* _Your goal_
State how many lines of the entries hold the string "name", and output nothing but that count.

* _Dataset listings of figures_
start
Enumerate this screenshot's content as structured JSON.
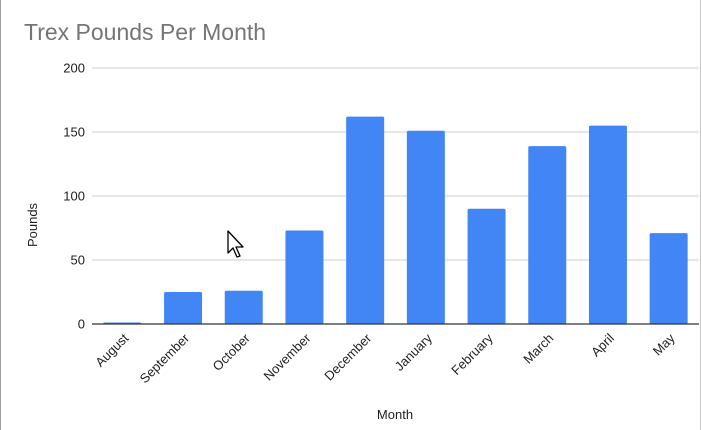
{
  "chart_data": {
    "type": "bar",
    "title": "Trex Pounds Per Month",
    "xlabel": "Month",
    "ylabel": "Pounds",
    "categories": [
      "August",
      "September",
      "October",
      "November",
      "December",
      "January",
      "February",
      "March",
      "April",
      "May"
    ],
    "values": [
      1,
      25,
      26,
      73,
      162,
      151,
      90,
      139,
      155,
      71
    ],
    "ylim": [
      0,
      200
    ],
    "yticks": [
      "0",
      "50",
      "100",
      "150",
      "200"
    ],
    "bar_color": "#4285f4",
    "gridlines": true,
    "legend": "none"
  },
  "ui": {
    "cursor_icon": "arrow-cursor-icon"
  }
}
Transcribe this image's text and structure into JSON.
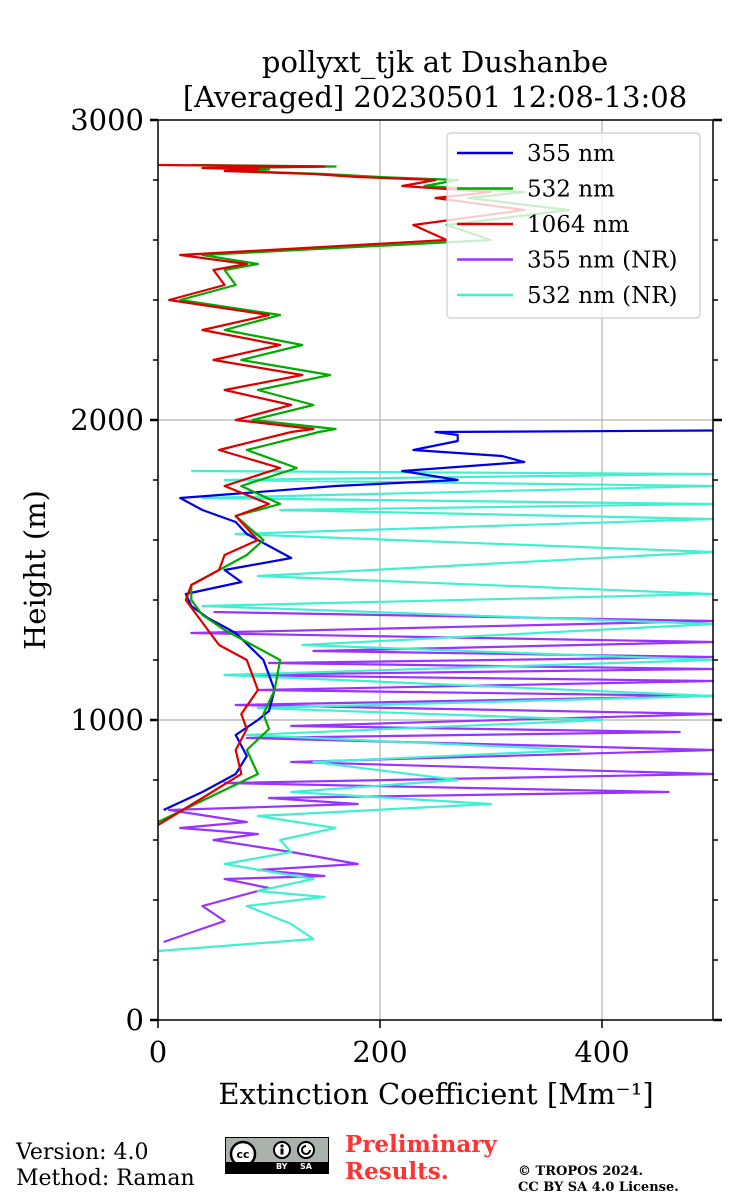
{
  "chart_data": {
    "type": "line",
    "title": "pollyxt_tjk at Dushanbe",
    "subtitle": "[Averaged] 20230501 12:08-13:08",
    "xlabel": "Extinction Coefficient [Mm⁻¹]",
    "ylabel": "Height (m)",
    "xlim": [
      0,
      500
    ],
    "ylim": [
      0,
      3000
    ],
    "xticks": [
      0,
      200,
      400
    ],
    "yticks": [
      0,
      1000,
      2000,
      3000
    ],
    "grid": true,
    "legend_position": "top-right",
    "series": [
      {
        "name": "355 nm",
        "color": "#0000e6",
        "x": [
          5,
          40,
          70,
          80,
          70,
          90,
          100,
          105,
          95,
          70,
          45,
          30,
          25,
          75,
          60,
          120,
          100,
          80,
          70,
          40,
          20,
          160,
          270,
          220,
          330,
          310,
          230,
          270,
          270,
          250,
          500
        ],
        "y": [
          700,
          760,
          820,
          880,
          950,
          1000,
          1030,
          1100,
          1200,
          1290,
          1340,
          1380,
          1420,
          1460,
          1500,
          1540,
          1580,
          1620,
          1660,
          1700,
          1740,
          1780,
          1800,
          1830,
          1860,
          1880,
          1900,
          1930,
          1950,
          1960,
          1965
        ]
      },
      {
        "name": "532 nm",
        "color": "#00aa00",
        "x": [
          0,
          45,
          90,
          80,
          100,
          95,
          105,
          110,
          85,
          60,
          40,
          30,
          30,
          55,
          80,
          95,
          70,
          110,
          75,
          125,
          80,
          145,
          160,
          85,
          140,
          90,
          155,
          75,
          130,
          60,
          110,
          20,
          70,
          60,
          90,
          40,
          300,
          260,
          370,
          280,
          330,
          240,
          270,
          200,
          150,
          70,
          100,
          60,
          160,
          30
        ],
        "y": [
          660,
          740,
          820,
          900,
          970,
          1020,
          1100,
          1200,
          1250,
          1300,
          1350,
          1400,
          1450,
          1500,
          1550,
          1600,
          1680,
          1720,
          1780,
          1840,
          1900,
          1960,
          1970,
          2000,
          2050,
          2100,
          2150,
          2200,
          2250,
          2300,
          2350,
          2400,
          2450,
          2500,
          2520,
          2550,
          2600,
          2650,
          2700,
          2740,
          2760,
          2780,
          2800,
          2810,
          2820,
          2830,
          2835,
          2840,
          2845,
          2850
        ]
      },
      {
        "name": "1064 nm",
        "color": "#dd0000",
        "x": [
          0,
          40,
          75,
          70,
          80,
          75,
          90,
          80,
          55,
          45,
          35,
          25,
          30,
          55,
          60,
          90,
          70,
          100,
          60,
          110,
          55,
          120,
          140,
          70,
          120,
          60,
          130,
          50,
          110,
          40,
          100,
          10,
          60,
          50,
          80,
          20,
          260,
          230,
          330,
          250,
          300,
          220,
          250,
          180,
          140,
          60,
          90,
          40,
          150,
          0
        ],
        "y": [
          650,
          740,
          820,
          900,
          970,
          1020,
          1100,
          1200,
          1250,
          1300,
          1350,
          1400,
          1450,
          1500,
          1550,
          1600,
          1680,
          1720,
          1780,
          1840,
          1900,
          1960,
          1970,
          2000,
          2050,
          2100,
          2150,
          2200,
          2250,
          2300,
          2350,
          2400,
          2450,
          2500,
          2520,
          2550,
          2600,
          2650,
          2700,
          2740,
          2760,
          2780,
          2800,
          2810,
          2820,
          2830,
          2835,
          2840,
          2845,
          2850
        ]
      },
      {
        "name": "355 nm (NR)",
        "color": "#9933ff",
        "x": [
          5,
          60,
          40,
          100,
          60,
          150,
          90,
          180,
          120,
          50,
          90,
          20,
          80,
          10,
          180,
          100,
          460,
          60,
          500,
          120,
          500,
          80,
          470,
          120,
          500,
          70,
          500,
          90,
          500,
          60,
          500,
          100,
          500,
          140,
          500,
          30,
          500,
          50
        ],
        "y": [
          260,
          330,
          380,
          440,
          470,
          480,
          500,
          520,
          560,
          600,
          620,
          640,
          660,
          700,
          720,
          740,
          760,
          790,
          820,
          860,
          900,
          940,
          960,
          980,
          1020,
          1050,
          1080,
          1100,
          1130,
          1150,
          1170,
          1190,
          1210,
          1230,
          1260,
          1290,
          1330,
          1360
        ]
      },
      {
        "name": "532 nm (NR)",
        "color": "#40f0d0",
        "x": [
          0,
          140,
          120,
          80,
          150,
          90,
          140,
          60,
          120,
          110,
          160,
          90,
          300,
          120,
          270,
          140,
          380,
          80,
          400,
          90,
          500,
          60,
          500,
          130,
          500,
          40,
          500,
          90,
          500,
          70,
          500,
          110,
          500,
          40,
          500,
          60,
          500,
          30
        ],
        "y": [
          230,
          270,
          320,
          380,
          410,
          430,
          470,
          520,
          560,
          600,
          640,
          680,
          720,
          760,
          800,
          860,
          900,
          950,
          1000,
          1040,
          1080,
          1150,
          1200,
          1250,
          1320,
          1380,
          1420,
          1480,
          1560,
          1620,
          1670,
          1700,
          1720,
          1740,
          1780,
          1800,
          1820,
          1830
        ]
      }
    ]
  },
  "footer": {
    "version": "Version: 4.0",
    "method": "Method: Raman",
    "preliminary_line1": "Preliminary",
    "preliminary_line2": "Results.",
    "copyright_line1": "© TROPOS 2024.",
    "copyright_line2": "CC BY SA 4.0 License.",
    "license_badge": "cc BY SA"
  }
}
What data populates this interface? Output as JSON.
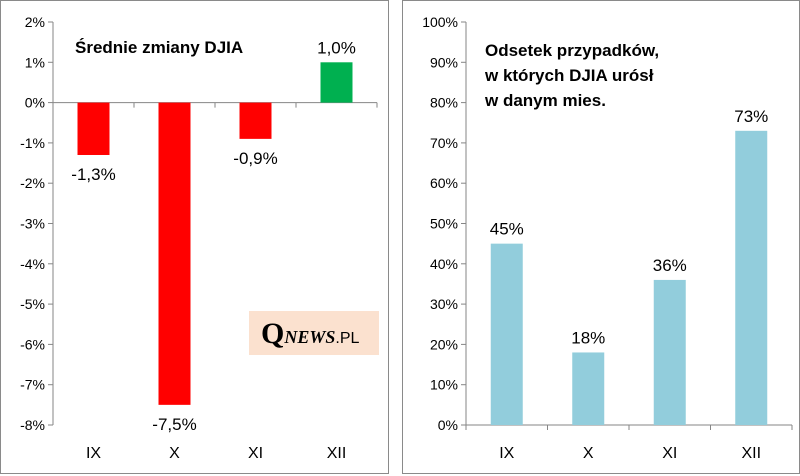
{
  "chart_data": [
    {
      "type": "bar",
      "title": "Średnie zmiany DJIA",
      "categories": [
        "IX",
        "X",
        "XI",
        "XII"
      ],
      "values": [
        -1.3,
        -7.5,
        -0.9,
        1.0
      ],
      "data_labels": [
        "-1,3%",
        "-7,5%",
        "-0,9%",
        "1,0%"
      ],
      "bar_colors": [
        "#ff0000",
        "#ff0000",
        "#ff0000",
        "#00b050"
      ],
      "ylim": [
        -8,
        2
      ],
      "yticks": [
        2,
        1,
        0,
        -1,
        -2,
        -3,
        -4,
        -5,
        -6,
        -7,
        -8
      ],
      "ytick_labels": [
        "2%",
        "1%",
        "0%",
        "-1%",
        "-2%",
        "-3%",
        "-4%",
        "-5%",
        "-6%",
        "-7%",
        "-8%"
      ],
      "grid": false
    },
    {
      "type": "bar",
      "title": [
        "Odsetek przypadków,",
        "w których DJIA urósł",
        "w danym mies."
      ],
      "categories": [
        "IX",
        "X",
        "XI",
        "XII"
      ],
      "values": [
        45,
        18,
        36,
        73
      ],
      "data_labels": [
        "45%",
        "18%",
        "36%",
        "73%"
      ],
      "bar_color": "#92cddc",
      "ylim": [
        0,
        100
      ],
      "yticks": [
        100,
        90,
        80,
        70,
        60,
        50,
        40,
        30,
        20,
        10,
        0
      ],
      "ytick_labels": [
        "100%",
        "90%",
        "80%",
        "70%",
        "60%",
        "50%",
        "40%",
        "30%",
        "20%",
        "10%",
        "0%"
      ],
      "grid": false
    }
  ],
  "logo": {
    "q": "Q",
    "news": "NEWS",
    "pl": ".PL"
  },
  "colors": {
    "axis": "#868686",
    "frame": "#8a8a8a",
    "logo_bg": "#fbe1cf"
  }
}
end
* _Exercise result_
5